• [Data extract]:
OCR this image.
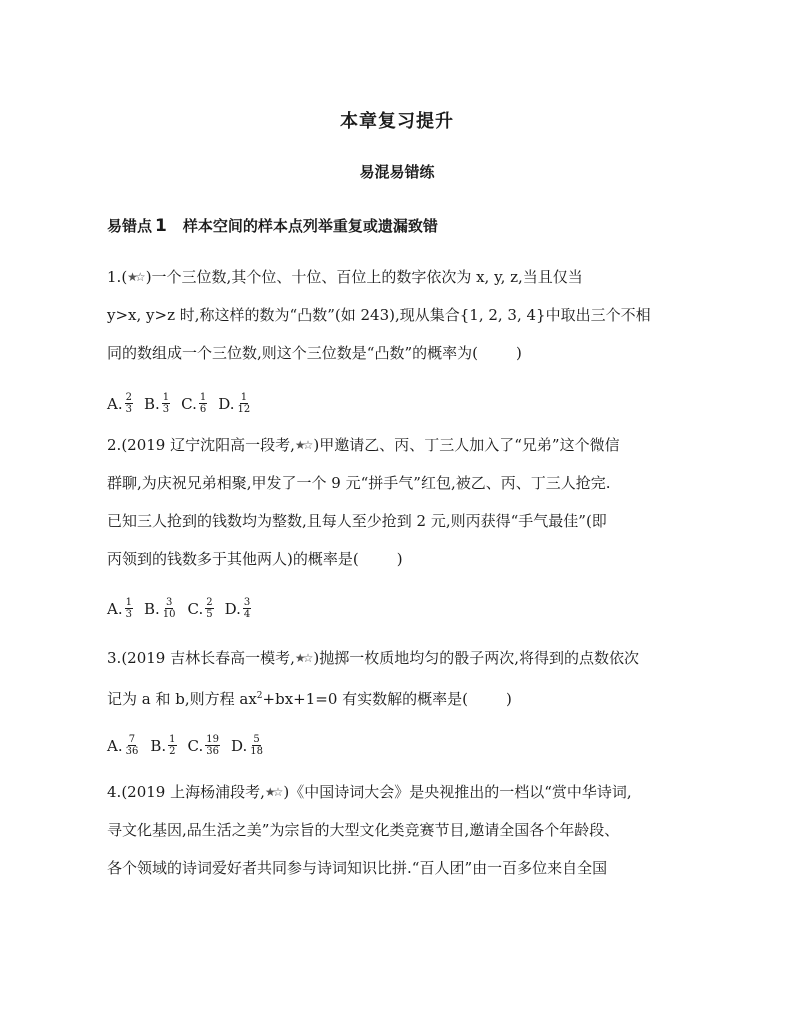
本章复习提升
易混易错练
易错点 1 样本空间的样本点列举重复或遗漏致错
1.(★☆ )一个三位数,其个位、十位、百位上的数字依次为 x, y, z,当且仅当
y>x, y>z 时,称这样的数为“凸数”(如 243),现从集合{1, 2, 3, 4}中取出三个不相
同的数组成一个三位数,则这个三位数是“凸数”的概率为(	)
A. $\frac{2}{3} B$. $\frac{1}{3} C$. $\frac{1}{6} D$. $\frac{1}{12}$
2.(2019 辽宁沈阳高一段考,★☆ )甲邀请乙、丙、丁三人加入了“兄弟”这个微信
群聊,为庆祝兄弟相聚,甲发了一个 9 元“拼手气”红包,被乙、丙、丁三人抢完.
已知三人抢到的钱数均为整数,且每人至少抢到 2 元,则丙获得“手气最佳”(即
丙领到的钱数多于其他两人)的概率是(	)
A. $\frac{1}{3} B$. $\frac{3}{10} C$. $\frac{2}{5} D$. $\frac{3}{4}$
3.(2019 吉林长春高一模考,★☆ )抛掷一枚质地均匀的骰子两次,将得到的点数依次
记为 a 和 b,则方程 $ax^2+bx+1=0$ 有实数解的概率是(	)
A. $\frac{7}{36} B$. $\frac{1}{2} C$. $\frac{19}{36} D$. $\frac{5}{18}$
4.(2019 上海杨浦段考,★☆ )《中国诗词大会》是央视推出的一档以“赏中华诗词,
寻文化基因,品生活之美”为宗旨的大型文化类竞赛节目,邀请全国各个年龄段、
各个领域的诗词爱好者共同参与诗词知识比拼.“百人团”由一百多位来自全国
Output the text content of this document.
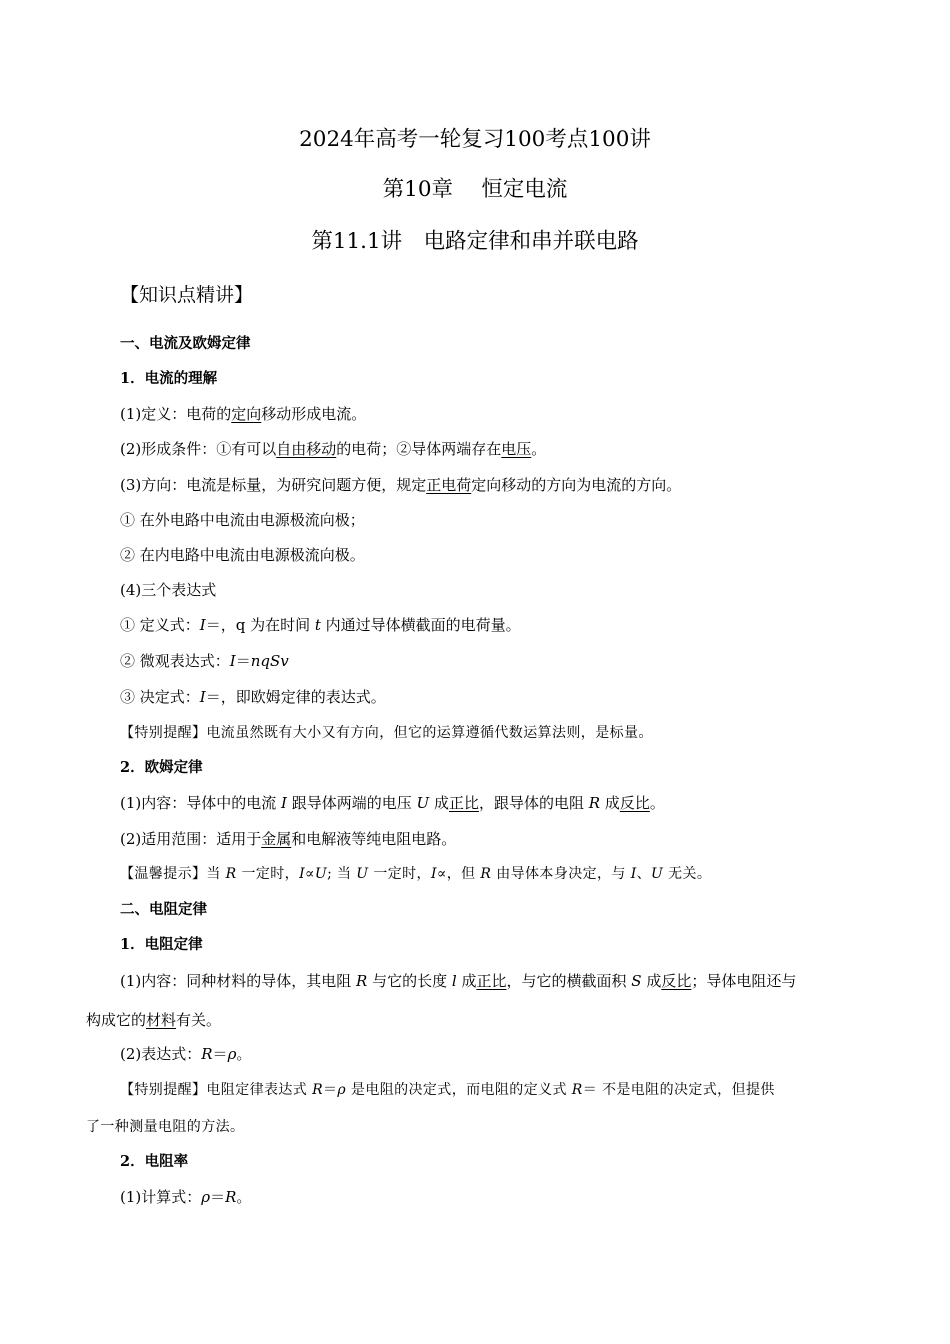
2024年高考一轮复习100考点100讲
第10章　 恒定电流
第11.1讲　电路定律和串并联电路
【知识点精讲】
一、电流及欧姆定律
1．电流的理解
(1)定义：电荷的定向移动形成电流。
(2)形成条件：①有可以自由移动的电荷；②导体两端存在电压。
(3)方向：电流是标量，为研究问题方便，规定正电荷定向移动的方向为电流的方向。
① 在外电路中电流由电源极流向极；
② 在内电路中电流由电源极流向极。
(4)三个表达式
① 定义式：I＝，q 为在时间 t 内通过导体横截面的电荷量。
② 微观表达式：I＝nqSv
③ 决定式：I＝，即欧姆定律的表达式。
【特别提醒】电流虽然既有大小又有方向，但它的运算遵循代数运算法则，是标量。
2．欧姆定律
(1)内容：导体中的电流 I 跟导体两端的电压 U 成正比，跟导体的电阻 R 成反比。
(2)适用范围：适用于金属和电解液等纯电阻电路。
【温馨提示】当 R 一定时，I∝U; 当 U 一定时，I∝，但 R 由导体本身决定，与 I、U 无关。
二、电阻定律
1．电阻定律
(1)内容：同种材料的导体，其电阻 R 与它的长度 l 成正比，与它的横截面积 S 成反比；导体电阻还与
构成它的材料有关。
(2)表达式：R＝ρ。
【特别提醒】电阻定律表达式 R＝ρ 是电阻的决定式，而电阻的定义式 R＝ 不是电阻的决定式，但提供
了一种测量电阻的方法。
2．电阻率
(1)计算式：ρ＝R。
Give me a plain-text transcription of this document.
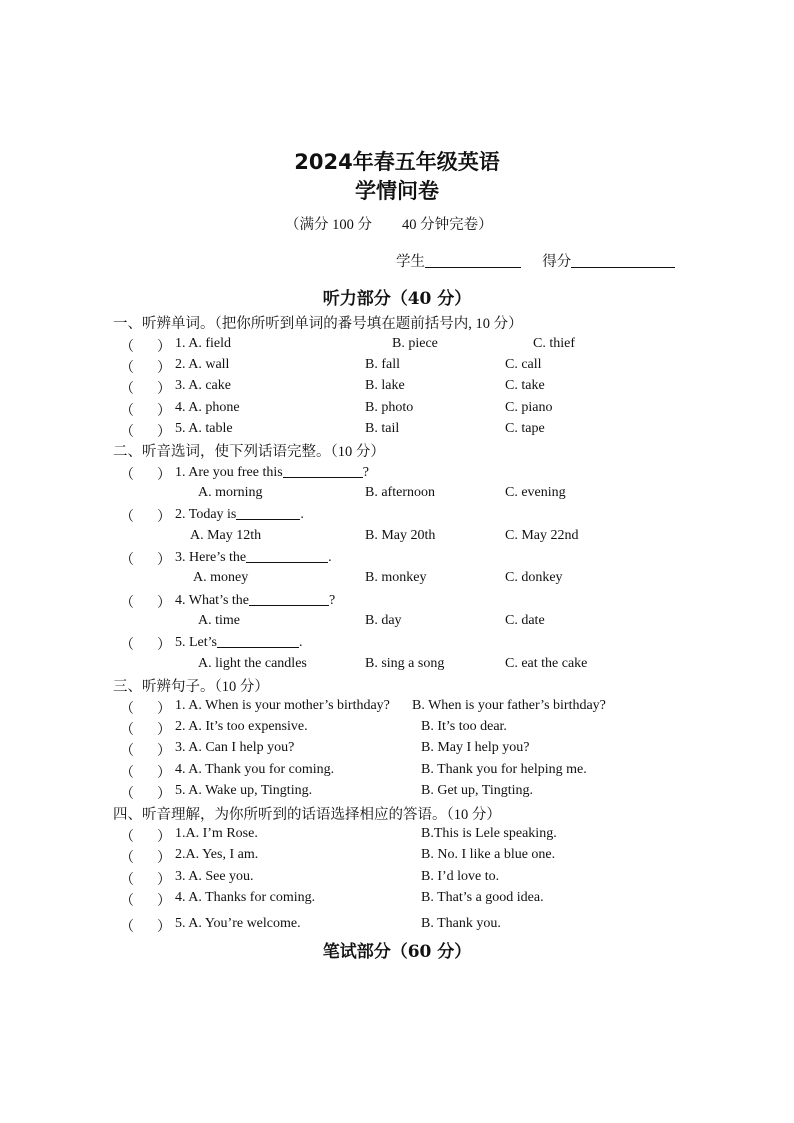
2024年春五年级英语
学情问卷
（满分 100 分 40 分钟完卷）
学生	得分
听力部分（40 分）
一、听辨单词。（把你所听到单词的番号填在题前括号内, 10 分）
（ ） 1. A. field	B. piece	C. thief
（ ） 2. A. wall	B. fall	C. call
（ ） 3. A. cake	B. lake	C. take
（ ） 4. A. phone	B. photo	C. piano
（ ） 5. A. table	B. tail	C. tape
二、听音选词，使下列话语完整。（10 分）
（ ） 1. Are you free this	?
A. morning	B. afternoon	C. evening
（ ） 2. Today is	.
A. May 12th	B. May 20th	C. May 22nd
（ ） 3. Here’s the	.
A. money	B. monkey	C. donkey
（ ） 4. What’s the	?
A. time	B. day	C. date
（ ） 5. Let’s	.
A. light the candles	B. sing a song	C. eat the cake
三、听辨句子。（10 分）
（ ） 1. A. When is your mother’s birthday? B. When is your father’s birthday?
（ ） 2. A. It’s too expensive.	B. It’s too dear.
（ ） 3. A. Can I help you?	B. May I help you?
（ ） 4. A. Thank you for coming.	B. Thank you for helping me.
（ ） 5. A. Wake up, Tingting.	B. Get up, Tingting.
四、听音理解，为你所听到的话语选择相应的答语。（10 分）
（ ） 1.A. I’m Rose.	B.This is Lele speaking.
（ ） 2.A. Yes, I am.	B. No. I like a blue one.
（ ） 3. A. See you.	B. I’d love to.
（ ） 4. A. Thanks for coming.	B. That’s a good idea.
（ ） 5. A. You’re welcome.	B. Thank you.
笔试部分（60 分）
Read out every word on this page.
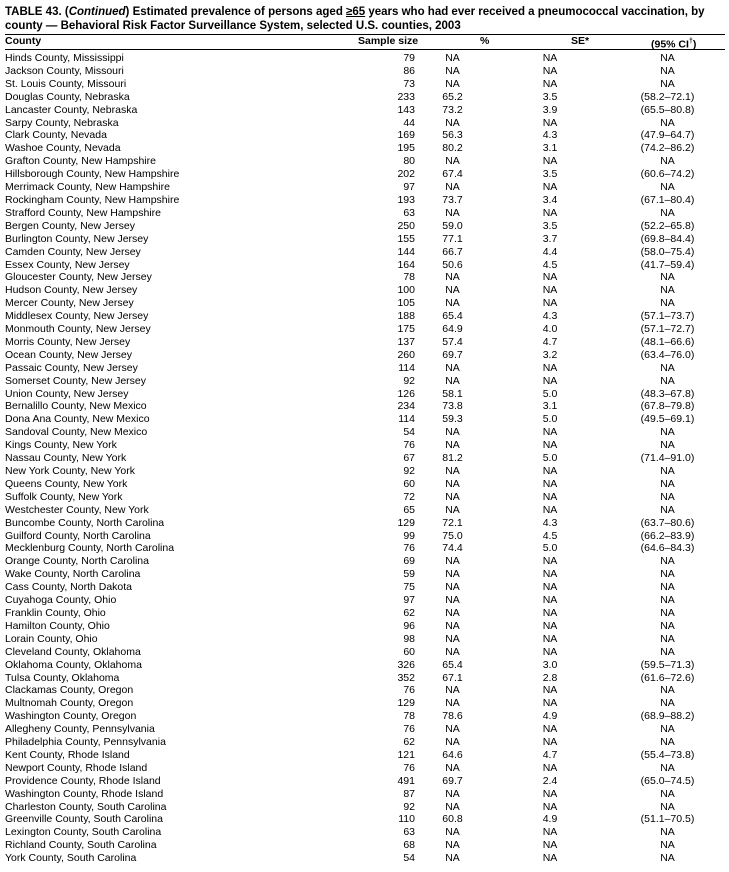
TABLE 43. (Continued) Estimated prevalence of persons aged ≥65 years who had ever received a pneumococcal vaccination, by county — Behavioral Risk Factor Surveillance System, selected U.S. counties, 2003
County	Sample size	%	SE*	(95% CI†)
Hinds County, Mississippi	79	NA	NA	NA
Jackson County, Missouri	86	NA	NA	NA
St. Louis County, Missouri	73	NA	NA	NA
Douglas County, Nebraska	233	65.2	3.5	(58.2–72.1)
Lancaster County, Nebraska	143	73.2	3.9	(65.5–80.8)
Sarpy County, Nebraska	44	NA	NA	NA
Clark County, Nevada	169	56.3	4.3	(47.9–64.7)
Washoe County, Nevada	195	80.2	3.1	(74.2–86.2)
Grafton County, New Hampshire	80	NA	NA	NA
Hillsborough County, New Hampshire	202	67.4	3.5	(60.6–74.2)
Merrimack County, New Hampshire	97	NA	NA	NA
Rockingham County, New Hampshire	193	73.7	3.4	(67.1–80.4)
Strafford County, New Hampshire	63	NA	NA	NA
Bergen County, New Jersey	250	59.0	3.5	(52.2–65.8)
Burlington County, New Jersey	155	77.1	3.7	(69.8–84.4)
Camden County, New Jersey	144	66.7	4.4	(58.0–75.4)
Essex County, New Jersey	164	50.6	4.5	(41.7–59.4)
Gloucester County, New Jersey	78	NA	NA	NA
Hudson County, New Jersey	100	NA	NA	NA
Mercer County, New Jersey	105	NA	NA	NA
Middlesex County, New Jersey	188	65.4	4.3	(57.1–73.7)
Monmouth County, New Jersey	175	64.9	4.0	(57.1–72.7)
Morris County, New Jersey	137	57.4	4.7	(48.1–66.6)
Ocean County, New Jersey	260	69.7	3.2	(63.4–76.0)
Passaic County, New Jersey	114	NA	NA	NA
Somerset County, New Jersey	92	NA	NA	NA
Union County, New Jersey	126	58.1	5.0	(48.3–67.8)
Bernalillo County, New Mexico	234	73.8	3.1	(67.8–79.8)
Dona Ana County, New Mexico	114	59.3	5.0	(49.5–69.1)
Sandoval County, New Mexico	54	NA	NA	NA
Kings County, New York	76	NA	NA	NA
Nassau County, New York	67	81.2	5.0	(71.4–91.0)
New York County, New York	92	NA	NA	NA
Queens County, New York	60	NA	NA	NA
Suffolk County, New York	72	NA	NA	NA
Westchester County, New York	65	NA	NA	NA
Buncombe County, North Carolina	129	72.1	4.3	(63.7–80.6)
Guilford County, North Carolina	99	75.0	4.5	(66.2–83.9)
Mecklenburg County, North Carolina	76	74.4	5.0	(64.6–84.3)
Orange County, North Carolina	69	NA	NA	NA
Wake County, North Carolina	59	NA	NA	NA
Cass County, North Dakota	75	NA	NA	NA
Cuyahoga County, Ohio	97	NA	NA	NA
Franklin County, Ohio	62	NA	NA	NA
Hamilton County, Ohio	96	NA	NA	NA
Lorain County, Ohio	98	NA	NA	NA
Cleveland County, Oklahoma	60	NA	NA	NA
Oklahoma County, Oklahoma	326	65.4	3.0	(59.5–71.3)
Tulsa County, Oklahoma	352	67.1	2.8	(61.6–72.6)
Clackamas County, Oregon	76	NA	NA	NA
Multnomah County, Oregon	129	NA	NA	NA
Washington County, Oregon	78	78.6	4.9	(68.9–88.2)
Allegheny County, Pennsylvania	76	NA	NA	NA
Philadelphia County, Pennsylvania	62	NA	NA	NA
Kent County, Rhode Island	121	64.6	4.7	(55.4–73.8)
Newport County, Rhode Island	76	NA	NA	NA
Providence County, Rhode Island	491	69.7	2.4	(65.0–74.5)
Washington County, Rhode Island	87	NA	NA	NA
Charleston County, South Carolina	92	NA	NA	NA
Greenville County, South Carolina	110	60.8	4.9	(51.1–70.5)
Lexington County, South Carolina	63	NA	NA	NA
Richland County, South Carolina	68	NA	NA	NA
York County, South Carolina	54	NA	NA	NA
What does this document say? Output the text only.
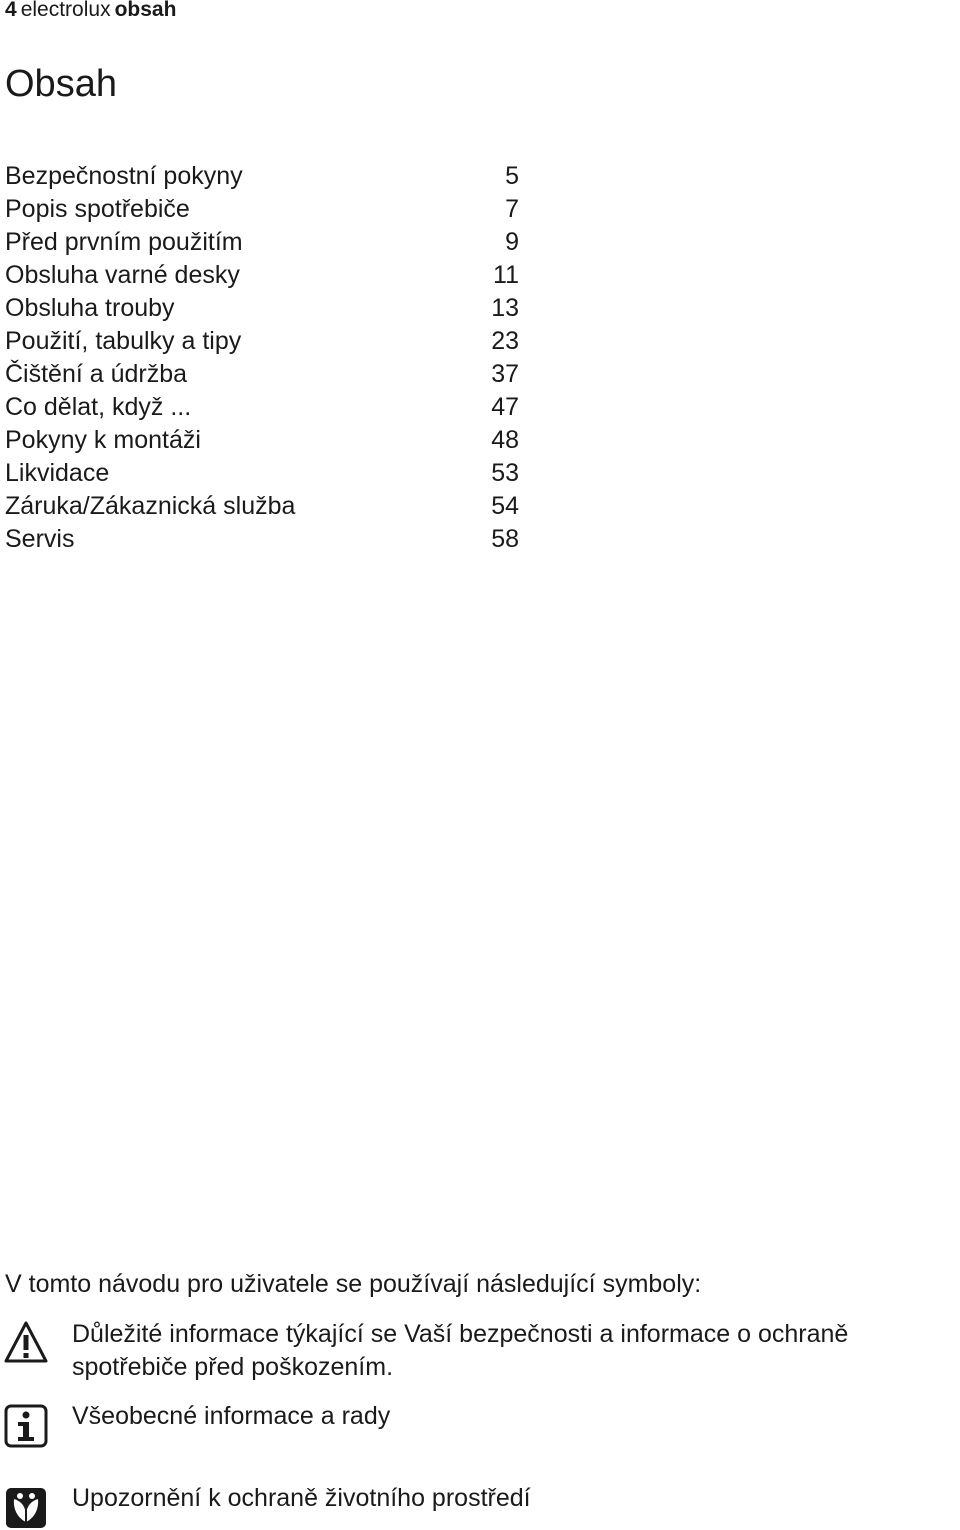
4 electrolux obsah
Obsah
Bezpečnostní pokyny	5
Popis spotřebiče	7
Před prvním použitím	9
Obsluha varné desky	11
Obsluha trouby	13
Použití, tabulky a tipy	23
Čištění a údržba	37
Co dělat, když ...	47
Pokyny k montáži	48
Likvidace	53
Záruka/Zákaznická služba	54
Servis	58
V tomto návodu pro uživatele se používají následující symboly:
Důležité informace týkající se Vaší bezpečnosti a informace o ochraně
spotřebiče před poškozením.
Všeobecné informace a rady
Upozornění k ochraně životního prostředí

• [What you will do]:
Gather every line from the listing above in which the word "South" appears.

• [Output for this task]:
Charleston County, South Carolina	92	NA	NA	NA
Greenville County, South Carolina	110	60.8	4.9	(51.1–70.5)
Lexington County, South Carolina	63	NA	NA	NA
Richland County, South Carolina	68	NA	NA	NA
York County, South Carolina	54	NA	NA	NA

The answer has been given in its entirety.